____ DATA FOR THIS TASK

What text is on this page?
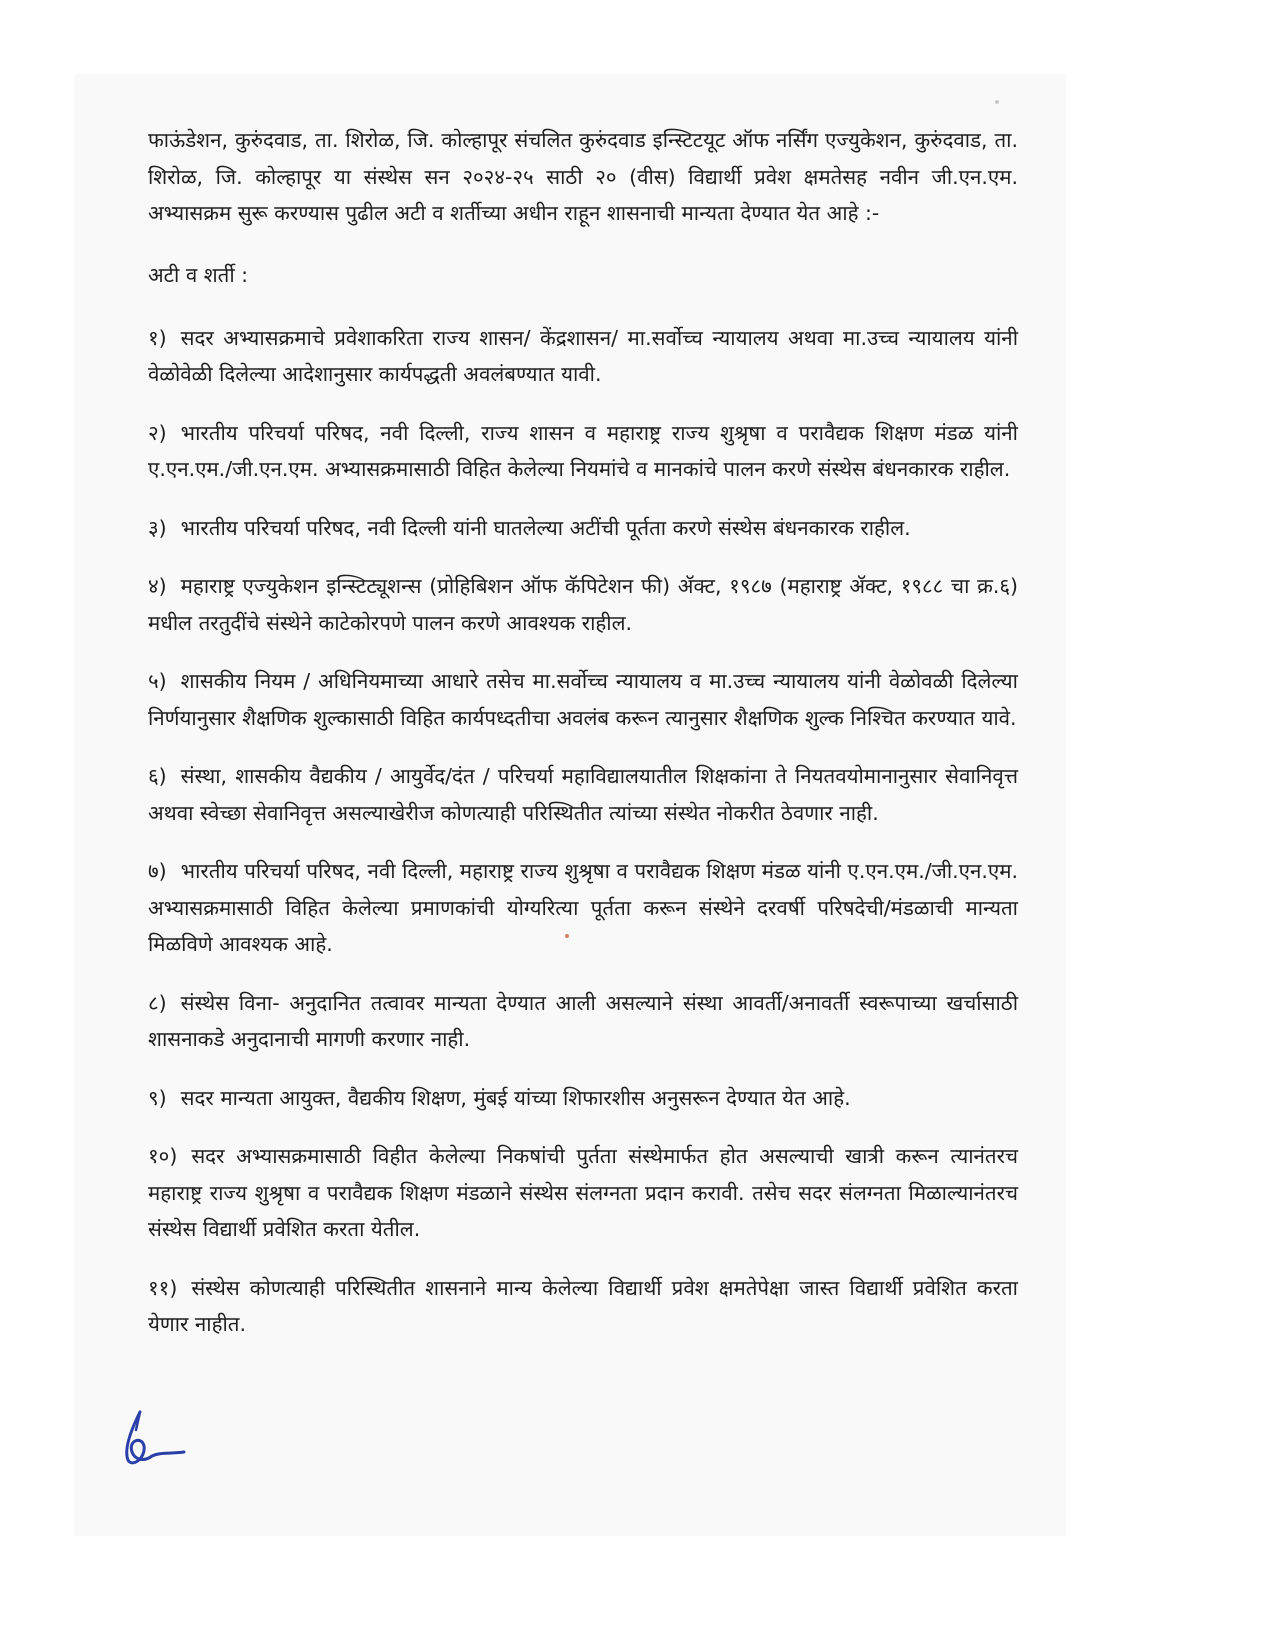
फाऊंडेशन, कुरुंदवाड, ता. शिरोळ, जि. कोल्हापूर संचलित कुरुंदवाड इन्स्टिटयूट ऑफ नर्सिंग एज्युकेशन, कुरुंदवाड, ता. शिरोळ, जि. कोल्हापूर या संस्थेस सन २०२४-२५ साठी २० (वीस) विद्यार्थी प्रवेश क्षमतेसह नवीन जी.एन.एम. अभ्यासक्रम सुरू करण्यास पुढील अटी व शर्तीच्या अधीन राहून शासनाची मान्यता देण्यात येत आहे :-

अटी व शर्ती :

१) सदर अभ्यासक्रमाचे प्रवेशाकरिता राज्य शासन/ केंद्रशासन/ मा.सर्वोच्च न्यायालय अथवा मा.उच्च न्यायालय यांनी वेळोवेळी दिलेल्या आदेशानुसार कार्यपद्धती अवलंबण्यात यावी.

२) भारतीय परिचर्या परिषद, नवी दिल्ली, राज्य शासन व महाराष्ट्र राज्य शुश्रृषा व परावैद्यक शिक्षण मंडळ यांनी ए.एन.एम./जी.एन.एम. अभ्यासक्रमासाठी विहित केलेल्या नियमांचे व मानकांचे पालन करणे संस्थेस बंधनकारक राहील.

३) भारतीय परिचर्या परिषद, नवी दिल्ली यांनी घातलेल्या अटींची पूर्तता करणे संस्थेस बंधनकारक राहील.

४) महाराष्ट्र एज्युकेशन इन्स्टिट्यूशन्स (प्रोहिबिशन ऑफ कॅपिटेशन फी) ॲक्ट, १९८७ (महाराष्ट्र ॲक्ट, १९८८ चा क्र.६) मधील तरतुदींचे संस्थेने काटेकोरपणे पालन करणे आवश्यक राहील.

५) शासकीय नियम / अधिनियमाच्या आधारे तसेच मा.सर्वोच्च न्यायालय व मा.उच्च न्यायालय यांनी वेळोवळी दिलेल्या निर्णयानुसार शैक्षणिक शुल्कासाठी विहित कार्यपध्दतीचा अवलंब करून त्यानुसार शैक्षणिक शुल्क निश्चित करण्यात यावे.

६) संस्था, शासकीय वैद्यकीय / आयुर्वेद/दंत / परिचर्या महाविद्यालयातील शिक्षकांना ते नियतवयोमानानुसार सेवानिवृत्त अथवा स्वेच्छा सेवानिवृत्त असल्याखेरीज कोणत्याही परिस्थितीत त्यांच्या संस्थेत नोकरीत ठेवणार नाही.

७) भारतीय परिचर्या परिषद, नवी दिल्ली, महाराष्ट्र राज्य शुश्रृषा व परावैद्यक शिक्षण मंडळ यांनी ए.एन.एम./जी.एन.एम. अभ्यासक्रमासाठी विहित केलेल्या प्रमाणकांची योग्यरित्या पूर्तता करून संस्थेने दरवर्षी परिषदेची/मंडळाची मान्यता मिळविणे आवश्यक आहे.

८) संस्थेस विना- अनुदानित तत्वावर मान्यता देण्यात आली असल्याने संस्था आवर्ती/अनावर्ती स्वरूपाच्या खर्चासाठी शासनाकडे अनुदानाची मागणी करणार नाही.

९) सदर मान्यता आयुक्त, वैद्यकीय शिक्षण, मुंबई यांच्या शिफारशीस अनुसरून देण्यात येत आहे.

१०) सदर अभ्यासक्रमासाठी विहीत केलेल्या निकषांची पुर्तता संस्थेमार्फत होत असल्याची खात्री करून त्यानंतरच महाराष्ट्र राज्य शुश्रृषा व परावैद्यक शिक्षण मंडळाने संस्थेस संलग्नता प्रदान करावी. तसेच सदर संलग्नता मिळाल्यानंतरच संस्थेस विद्यार्थी प्रवेशित करता येतील.

११) संस्थेस कोणत्याही परिस्थितीत शासनाने मान्य केलेल्या विद्यार्थी प्रवेश क्षमतेपेक्षा जास्त विद्यार्थी प्रवेशित करता येणार नाहीत.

________

DIRECTION: Omitting all images, print the listing exactly.

THE REPLY:
What text is on this page?
फाऊंडेशन, कुरुंदवाड, ता. शिरोळ, जि. कोल्हापूर संचलित कुरुंदवाड इन्स्टिटयूट ऑफ नर्सिंग एज्युकेशन, कुरुंदवाड, ता. शिरोळ, जि. कोल्हापूर या संस्थेस सन २०२४-२५ साठी २० (वीस) विद्यार्थी प्रवेश क्षमतेसह नवीन जी.एन.एम. अभ्यासक्रम सुरू करण्यास पुढील अटी व शर्तीच्या अधीन राहून शासनाची मान्यता देण्यात येत आहे :-

अटी व शर्ती :

१) सदर अभ्यासक्रमाचे प्रवेशाकरिता राज्य शासन/ केंद्रशासन/ मा.सर्वोच्च न्यायालय अथवा मा.उच्च न्यायालय यांनी वेळोवेळी दिलेल्या आदेशानुसार कार्यपद्धती अवलंबण्यात यावी.

२) भारतीय परिचर्या परिषद, नवी दिल्ली, राज्य शासन व महाराष्ट्र राज्य शुश्रृषा व परावैद्यक शिक्षण मंडळ यांनी ए.एन.एम./जी.एन.एम. अभ्यासक्रमासाठी विहित केलेल्या नियमांचे व मानकांचे पालन करणे संस्थेस बंधनकारक राहील.

३) भारतीय परिचर्या परिषद, नवी दिल्ली यांनी घातलेल्या अटींची पूर्तता करणे संस्थेस बंधनकारक राहील.

४) महाराष्ट्र एज्युकेशन इन्स्टिट्यूशन्स (प्रोहिबिशन ऑफ कॅपिटेशन फी) ॲक्ट, १९८७ (महाराष्ट्र ॲक्ट, १९८८ चा क्र.६) मधील तरतुदींचे संस्थेने काटेकोरपणे पालन करणे आवश्यक राहील.

५) शासकीय नियम / अधिनियमाच्या आधारे तसेच मा.सर्वोच्च न्यायालय व मा.उच्च न्यायालय यांनी वेळोवळी दिलेल्या निर्णयानुसार शैक्षणिक शुल्कासाठी विहित कार्यपध्दतीचा अवलंब करून त्यानुसार शैक्षणिक शुल्क निश्चित करण्यात यावे.

६) संस्था, शासकीय वैद्यकीय / आयुर्वेद/दंत / परिचर्या महाविद्यालयातील शिक्षकांना ते नियतवयोमानानुसार सेवानिवृत्त अथवा स्वेच्छा सेवानिवृत्त असल्याखेरीज कोणत्याही परिस्थितीत त्यांच्या संस्थेत नोकरीत ठेवणार नाही.

७) भारतीय परिचर्या परिषद, नवी दिल्ली, महाराष्ट्र राज्य शुश्रृषा व परावैद्यक शिक्षण मंडळ यांनी ए.एन.एम./जी.एन.एम. अभ्यासक्रमासाठी विहित केलेल्या प्रमाणकांची योग्यरित्या पूर्तता करून संस्थेने दरवर्षी परिषदेची/मंडळाची मान्यता मिळविणे आवश्यक आहे.

८) संस्थेस विना- अनुदानित तत्वावर मान्यता देण्यात आली असल्याने संस्था आवर्ती/अनावर्ती स्वरूपाच्या खर्चासाठी शासनाकडे अनुदानाची मागणी करणार नाही.

९) सदर मान्यता आयुक्त, वैद्यकीय शिक्षण, मुंबई यांच्या शिफारशीस अनुसरून देण्यात येत आहे.

१०) सदर अभ्यासक्रमासाठी विहीत केलेल्या निकषांची पुर्तता संस्थेमार्फत होत असल्याची खात्री करून त्यानंतरच महाराष्ट्र राज्य शुश्रृषा व परावैद्यक शिक्षण मंडळाने संस्थेस संलग्नता प्रदान करावी. तसेच सदर संलग्नता मिळाल्यानंतरच संस्थेस विद्यार्थी प्रवेशित करता येतील.

११) संस्थेस कोणत्याही परिस्थितीत शासनाने मान्य केलेल्या विद्यार्थी प्रवेश क्षमतेपेक्षा जास्त विद्यार्थी प्रवेशित करता येणार नाहीत.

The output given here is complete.